▶ **AIM OF THE TASK**: For each line below that contains the string "PRIZE", copy that line.
-- start --
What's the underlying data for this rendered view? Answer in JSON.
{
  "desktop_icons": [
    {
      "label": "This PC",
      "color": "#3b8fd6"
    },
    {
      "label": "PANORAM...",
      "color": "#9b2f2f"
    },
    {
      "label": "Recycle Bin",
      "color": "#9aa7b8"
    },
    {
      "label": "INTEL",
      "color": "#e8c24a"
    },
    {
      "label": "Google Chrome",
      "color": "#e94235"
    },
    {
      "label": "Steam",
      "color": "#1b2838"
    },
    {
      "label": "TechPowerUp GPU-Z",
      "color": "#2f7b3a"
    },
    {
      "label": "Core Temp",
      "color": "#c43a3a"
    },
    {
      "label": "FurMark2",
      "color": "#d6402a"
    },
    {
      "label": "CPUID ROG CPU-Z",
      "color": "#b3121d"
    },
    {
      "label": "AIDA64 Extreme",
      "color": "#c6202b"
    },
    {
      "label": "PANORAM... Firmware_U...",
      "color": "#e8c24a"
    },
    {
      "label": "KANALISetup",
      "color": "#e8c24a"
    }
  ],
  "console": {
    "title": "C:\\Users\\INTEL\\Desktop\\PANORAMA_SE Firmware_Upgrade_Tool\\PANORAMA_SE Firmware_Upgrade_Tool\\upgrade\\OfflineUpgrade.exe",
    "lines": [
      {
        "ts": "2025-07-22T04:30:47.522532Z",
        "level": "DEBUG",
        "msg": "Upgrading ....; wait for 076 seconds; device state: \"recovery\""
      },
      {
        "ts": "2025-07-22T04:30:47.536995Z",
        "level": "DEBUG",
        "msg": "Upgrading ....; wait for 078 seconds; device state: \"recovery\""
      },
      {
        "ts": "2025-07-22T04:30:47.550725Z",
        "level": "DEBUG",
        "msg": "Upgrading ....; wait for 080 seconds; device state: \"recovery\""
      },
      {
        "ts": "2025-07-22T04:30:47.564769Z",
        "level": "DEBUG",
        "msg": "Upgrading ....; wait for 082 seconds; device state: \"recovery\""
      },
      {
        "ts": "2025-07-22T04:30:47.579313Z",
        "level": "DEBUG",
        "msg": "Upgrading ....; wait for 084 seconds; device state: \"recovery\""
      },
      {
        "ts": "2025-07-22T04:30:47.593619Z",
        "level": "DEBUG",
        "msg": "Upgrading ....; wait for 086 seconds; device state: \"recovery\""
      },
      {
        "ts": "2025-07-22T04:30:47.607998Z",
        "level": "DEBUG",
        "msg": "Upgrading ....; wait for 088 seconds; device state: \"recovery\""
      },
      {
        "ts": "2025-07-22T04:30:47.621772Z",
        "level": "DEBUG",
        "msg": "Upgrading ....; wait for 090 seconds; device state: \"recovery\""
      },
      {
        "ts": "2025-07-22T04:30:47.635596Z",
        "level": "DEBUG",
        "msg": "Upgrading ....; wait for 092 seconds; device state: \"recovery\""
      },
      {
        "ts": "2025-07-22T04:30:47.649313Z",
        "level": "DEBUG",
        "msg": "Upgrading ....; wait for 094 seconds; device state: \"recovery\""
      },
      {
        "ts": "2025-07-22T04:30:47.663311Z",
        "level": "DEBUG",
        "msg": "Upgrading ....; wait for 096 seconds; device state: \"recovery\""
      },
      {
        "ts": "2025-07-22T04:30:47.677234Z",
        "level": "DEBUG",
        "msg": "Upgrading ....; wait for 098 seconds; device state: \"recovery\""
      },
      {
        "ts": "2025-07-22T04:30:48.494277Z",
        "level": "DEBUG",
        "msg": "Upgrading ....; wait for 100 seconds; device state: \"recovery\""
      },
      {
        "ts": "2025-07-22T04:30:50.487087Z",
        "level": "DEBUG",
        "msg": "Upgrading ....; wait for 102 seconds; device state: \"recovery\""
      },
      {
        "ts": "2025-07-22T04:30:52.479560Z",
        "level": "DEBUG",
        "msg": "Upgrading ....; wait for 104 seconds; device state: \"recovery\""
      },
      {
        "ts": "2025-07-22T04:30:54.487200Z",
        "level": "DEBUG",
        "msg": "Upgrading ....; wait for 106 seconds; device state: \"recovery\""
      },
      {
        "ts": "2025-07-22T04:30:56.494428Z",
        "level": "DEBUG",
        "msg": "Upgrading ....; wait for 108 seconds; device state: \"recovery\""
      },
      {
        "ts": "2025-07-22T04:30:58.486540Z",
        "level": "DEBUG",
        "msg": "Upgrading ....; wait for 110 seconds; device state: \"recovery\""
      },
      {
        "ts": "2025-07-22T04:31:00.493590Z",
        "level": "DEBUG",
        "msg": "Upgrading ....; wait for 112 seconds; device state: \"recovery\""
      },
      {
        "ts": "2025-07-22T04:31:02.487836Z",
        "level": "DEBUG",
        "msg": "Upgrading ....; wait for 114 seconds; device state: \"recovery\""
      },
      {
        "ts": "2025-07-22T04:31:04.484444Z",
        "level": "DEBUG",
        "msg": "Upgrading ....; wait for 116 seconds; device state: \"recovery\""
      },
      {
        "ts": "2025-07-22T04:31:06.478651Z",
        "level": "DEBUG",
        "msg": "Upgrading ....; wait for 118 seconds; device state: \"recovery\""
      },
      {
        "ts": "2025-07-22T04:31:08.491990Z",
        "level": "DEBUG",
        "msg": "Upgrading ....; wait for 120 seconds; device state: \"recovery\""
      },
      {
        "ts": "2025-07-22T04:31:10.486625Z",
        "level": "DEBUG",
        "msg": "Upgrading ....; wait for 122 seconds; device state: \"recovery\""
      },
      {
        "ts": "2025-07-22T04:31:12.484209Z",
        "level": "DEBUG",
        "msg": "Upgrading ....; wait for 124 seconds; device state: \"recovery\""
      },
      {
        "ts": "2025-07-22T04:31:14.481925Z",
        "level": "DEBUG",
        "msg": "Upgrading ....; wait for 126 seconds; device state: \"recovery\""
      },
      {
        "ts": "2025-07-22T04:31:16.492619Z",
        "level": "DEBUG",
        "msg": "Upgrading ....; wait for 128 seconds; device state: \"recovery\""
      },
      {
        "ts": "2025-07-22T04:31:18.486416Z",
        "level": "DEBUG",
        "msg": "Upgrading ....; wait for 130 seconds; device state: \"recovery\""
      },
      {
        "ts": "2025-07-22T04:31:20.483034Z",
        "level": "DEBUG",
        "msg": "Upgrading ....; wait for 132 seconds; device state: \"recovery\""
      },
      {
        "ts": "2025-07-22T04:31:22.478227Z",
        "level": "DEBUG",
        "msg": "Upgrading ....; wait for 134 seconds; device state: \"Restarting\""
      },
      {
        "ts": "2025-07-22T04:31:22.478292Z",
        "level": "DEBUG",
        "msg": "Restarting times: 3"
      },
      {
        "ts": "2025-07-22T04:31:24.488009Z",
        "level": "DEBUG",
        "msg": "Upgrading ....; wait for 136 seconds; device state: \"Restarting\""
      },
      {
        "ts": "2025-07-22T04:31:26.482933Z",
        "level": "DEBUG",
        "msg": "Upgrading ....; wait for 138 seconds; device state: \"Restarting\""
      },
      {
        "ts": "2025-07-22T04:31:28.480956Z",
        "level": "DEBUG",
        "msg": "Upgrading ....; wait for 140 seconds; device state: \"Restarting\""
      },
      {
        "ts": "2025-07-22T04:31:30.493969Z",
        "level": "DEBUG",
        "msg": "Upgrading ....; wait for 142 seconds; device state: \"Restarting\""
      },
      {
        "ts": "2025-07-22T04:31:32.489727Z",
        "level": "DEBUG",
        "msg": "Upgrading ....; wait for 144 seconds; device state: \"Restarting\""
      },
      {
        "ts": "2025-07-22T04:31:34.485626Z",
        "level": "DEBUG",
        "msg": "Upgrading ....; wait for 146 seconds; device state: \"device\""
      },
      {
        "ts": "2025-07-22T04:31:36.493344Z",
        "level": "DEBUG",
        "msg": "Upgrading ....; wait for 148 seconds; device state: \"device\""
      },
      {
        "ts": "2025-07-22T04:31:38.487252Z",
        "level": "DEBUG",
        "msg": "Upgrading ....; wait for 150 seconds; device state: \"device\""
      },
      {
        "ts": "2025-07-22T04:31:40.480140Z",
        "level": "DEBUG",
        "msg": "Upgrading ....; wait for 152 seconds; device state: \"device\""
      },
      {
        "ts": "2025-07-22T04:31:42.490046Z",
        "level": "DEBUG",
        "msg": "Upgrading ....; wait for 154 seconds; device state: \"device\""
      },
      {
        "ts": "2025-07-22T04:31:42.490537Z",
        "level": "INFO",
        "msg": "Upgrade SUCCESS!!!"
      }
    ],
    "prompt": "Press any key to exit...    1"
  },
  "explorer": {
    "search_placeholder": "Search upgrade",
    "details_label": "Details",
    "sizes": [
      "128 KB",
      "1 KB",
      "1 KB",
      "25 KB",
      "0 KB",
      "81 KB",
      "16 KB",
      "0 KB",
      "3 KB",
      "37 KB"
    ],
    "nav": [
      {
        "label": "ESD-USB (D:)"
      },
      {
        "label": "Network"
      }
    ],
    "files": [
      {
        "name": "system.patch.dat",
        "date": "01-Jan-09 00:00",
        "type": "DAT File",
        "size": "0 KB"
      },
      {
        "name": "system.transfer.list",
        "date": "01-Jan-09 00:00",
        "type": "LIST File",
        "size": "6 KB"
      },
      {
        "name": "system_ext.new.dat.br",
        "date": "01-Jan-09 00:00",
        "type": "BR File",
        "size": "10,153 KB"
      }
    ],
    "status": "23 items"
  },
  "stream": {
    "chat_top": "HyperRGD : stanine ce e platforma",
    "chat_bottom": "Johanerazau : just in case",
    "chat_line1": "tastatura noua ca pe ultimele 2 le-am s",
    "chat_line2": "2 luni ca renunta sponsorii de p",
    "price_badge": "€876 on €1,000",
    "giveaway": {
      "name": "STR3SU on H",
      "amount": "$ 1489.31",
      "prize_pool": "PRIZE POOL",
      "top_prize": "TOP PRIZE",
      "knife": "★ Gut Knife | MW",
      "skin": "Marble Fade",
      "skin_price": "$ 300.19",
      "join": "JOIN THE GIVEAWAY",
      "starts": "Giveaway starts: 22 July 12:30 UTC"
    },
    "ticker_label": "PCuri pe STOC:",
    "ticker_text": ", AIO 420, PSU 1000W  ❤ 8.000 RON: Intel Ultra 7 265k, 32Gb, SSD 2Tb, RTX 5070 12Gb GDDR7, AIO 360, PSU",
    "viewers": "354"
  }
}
-- end --
▶ **TASK RESPONSE**:
      "prize_pool": "PRIZE POOL",
      "top_prize": "TOP PRIZE",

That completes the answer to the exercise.